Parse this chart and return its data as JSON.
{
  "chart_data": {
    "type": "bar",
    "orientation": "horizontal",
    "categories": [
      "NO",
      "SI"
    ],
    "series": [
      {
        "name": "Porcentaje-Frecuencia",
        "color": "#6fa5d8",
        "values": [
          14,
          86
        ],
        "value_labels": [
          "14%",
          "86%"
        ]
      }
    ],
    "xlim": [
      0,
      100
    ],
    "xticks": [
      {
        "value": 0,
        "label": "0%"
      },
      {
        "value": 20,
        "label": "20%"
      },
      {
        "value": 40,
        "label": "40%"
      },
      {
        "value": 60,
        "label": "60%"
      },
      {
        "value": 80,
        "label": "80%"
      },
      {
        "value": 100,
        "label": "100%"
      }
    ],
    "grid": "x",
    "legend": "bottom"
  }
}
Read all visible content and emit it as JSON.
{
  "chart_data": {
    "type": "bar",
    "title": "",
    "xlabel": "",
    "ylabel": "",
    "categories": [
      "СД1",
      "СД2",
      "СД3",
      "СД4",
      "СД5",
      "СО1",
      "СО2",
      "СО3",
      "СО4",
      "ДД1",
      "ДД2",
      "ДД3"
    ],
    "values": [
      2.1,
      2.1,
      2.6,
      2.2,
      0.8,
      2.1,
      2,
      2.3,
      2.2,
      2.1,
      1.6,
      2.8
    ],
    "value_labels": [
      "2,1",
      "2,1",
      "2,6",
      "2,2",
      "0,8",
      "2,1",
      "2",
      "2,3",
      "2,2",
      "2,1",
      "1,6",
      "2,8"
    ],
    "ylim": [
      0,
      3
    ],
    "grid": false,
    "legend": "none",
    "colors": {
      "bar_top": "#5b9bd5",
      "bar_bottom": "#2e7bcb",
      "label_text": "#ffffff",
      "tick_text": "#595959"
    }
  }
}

● Task brief:
Write out every entry above, word for word.

● Final result:
Parse this chart and return its data as JSON.
{
  "chart_data": {
    "type": "bar",
    "orientation": "horizontal",
    "categories": [
      "NO",
      "SI"
    ],
    "series": [
      {
        "name": "Porcentaje-Frecuencia",
        "color": "#6fa5d8",
        "values": [
          14,
          86
        ],
        "value_labels": [
          "14%",
          "86%"
        ]
      }
    ],
    "xlim": [
      0,
      100
    ],
    "xticks": [
      {
        "value": 0,
        "label": "0%"
      },
      {
        "value": 20,
        "label": "20%"
      },
      {
        "value": 40,
        "label": "40%"
      },
      {
        "value": 60,
        "label": "60%"
      },
      {
        "value": 80,
        "label": "80%"
      },
      {
        "value": 100,
        "label": "100%"
      }
    ],
    "grid": "x",
    "legend": "bottom"
  }
}
Read all visible content and emit it as JSON.
{
  "chart_data": {
    "type": "bar",
    "title": "",
    "xlabel": "",
    "ylabel": "",
    "categories": [
      "СД1",
      "СД2",
      "СД3",
      "СД4",
      "СД5",
      "СО1",
      "СО2",
      "СО3",
      "СО4",
      "ДД1",
      "ДД2",
      "ДД3"
    ],
    "values": [
      2.1,
      2.1,
      2.6,
      2.2,
      0.8,
      2.1,
      2,
      2.3,
      2.2,
      2.1,
      1.6,
      2.8
    ],
    "value_labels": [
      "2,1",
      "2,1",
      "2,6",
      "2,2",
      "0,8",
      "2,1",
      "2",
      "2,3",
      "2,2",
      "2,1",
      "1,6",
      "2,8"
    ],
    "ylim": [
      0,
      3
    ],
    "grid": false,
    "legend": "none",
    "colors": {
      "bar_top": "#5b9bd5",
      "bar_bottom": "#2e7bcb",
      "label_text": "#ffffff",
      "tick_text": "#595959"
    }
  }
}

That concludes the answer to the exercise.